** Short task **
Retype all of the data exactly as given.

— START —

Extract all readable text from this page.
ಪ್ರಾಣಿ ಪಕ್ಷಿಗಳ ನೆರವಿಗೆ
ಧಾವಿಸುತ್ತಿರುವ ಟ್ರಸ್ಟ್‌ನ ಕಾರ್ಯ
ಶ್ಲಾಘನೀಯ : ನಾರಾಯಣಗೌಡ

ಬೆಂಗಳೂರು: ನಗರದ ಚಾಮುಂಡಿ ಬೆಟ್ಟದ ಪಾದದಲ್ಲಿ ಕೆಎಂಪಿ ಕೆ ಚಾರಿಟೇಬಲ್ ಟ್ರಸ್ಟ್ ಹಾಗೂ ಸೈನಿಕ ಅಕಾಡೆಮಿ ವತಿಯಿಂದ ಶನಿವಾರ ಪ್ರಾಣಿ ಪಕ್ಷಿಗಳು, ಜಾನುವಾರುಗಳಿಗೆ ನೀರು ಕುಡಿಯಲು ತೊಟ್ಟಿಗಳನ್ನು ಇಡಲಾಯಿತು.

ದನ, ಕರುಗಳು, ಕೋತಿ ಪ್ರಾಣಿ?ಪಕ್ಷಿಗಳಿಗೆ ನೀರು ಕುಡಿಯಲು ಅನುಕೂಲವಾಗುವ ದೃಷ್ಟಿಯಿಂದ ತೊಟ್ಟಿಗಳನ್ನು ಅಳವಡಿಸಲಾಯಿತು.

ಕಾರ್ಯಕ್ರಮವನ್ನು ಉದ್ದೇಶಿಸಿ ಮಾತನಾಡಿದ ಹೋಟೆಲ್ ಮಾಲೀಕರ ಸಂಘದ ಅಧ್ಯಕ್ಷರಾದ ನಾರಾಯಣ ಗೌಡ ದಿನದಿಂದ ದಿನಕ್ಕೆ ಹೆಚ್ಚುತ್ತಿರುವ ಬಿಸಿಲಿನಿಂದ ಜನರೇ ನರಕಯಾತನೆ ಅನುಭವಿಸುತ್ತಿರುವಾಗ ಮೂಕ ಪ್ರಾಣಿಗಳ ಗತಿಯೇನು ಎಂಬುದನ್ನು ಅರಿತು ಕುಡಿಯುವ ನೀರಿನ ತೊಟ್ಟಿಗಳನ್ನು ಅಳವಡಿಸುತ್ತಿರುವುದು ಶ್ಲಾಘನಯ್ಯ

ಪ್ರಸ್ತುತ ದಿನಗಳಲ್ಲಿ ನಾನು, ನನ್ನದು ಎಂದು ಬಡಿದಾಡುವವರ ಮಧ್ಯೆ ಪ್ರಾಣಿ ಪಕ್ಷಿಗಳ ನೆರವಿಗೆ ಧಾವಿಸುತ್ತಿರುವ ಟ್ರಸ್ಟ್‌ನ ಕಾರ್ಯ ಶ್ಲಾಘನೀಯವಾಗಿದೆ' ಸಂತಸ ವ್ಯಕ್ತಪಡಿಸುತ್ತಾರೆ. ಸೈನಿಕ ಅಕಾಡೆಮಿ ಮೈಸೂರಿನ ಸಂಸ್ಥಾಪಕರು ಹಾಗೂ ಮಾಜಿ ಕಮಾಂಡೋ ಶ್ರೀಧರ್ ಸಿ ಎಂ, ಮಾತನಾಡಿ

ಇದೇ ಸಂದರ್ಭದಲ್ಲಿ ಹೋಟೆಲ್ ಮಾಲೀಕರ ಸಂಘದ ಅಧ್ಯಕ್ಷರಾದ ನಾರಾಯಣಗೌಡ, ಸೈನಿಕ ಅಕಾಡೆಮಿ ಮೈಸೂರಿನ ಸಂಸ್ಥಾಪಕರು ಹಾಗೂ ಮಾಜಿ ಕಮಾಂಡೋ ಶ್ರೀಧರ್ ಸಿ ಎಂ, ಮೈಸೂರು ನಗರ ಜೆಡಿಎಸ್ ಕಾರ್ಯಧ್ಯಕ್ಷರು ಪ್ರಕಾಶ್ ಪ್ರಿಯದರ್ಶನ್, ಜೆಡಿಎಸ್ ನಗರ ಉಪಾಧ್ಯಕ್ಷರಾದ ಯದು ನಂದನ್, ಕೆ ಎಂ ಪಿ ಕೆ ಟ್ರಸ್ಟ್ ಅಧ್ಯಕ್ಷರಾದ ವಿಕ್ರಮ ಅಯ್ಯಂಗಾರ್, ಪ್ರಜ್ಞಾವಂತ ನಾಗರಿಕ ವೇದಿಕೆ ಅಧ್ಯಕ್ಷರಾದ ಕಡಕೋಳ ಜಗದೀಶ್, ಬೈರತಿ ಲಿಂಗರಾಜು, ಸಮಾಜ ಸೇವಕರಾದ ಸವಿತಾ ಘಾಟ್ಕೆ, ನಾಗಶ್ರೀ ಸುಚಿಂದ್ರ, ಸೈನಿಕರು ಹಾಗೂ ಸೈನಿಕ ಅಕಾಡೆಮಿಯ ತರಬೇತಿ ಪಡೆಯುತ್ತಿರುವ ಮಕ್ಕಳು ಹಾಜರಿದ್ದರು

— END —

** Finished answer **
Extract all readable text from this page.
ಪ್ರಾಣಿ ಪಕ್ಷಿಗಳ ನೆರವಿಗೆ
ಧಾವಿಸುತ್ತಿರುವ ಟ್ರಸ್ಟ್‌ನ ಕಾರ್ಯ
ಶ್ಲಾಘನೀಯ : ನಾರಾಯಣಗೌಡ

ಬೆಂಗಳೂರು: ನಗರದ ಚಾಮುಂಡಿ ಬೆಟ್ಟದ ಪಾದದಲ್ಲಿ ಕೆಎಂಪಿ ಕೆ ಚಾರಿಟೇಬಲ್ ಟ್ರಸ್ಟ್ ಹಾಗೂ ಸೈನಿಕ ಅಕಾಡೆಮಿ ವತಿಯಿಂದ ಶನಿವಾರ ಪ್ರಾಣಿ ಪಕ್ಷಿಗಳು, ಜಾನುವಾರುಗಳಿಗೆ ನೀರು ಕುಡಿಯಲು ತೊಟ್ಟಿಗಳನ್ನು ಇಡಲಾಯಿತು.

ದನ, ಕರುಗಳು, ಕೋತಿ ಪ್ರಾಣಿ?ಪಕ್ಷಿಗಳಿಗೆ ನೀರು ಕುಡಿಯಲು ಅನುಕೂಲವಾಗುವ ದೃಷ್ಟಿಯಿಂದ ತೊಟ್ಟಿಗಳನ್ನು ಅಳವಡಿಸಲಾಯಿತು.

ಕಾರ್ಯಕ್ರಮವನ್ನು ಉದ್ದೇಶಿಸಿ ಮಾತನಾಡಿದ ಹೋಟೆಲ್ ಮಾಲೀಕರ ಸಂಘದ ಅಧ್ಯಕ್ಷರಾದ ನಾರಾಯಣ ಗೌಡ ದಿನದಿಂದ ದಿನಕ್ಕೆ ಹೆಚ್ಚುತ್ತಿರುವ ಬಿಸಿಲಿನಿಂದ ಜನರೇ ನರಕಯಾತನೆ ಅನುಭವಿಸುತ್ತಿರುವಾಗ ಮೂಕ ಪ್ರಾಣಿಗಳ ಗತಿಯೇನು ಎಂಬುದನ್ನು ಅರಿತು ಕುಡಿಯುವ ನೀರಿನ ತೊಟ್ಟಿಗಳನ್ನು ಅಳವಡಿಸುತ್ತಿರುವುದು ಶ್ಲಾಘನಯ್ಯ

ಪ್ರಸ್ತುತ ದಿನಗಳಲ್ಲಿ ನಾನು, ನನ್ನದು ಎಂದು ಬಡಿದಾಡುವವರ ಮಧ್ಯೆ ಪ್ರಾಣಿ ಪಕ್ಷಿಗಳ ನೆರವಿಗೆ ಧಾವಿಸುತ್ತಿರುವ ಟ್ರಸ್ಟ್‌ನ ಕಾರ್ಯ ಶ್ಲಾಘನೀಯವಾಗಿದೆ' ಸಂತಸ ವ್ಯಕ್ತಪಡಿಸುತ್ತಾರೆ. ಸೈನಿಕ ಅಕಾಡೆಮಿ ಮೈಸೂರಿನ ಸಂಸ್ಥಾಪಕರು ಹಾಗೂ ಮಾಜಿ ಕಮಾಂಡೋ ಶ್ರೀಧರ್ ಸಿ ಎಂ, ಮಾತನಾಡಿ

ಇದೇ ಸಂದರ್ಭದಲ್ಲಿ ಹೋಟೆಲ್ ಮಾಲೀಕರ ಸಂಘದ ಅಧ್ಯಕ್ಷರಾದ ನಾರಾಯಣಗೌಡ, ಸೈನಿಕ ಅಕಾಡೆಮಿ ಮೈಸೂರಿನ ಸಂಸ್ಥಾಪಕರು ಹಾಗೂ ಮಾಜಿ ಕಮಾಂಡೋ ಶ್ರೀಧರ್ ಸಿ ಎಂ, ಮೈಸೂರು ನಗರ ಜೆಡಿಎಸ್ ಕಾರ್ಯಧ್ಯಕ್ಷರು ಪ್ರಕಾಶ್ ಪ್ರಿಯದರ್ಶನ್, ಜೆಡಿಎಸ್ ನಗರ ಉಪಾಧ್ಯಕ್ಷರಾದ ಯದು ನಂದನ್, ಕೆ ಎಂ ಪಿ ಕೆ ಟ್ರಸ್ಟ್ ಅಧ್ಯಕ್ಷರಾದ ವಿಕ್ರಮ ಅಯ್ಯಂಗಾರ್, ಪ್ರಜ್ಞಾವಂತ ನಾಗರಿಕ ವೇದಿಕೆ ಅಧ್ಯಕ್ಷರಾದ ಕಡಕೋಳ ಜಗದೀಶ್, ಬೈರತಿ ಲಿಂಗರಾಜು, ಸಮಾಜ ಸೇವಕರಾದ ಸವಿತಾ ಘಾಟ್ಕೆ, ನಾಗಶ್ರೀ ಸುಚಿಂದ್ರ, ಸೈನಿಕರು ಹಾಗೂ ಸೈನಿಕ ಅಕಾಡೆಮಿಯ ತರಬೇತಿ ಪಡೆಯುತ್ತಿರುವ ಮಕ್ಕಳು ಹಾಜರಿದ್ದರು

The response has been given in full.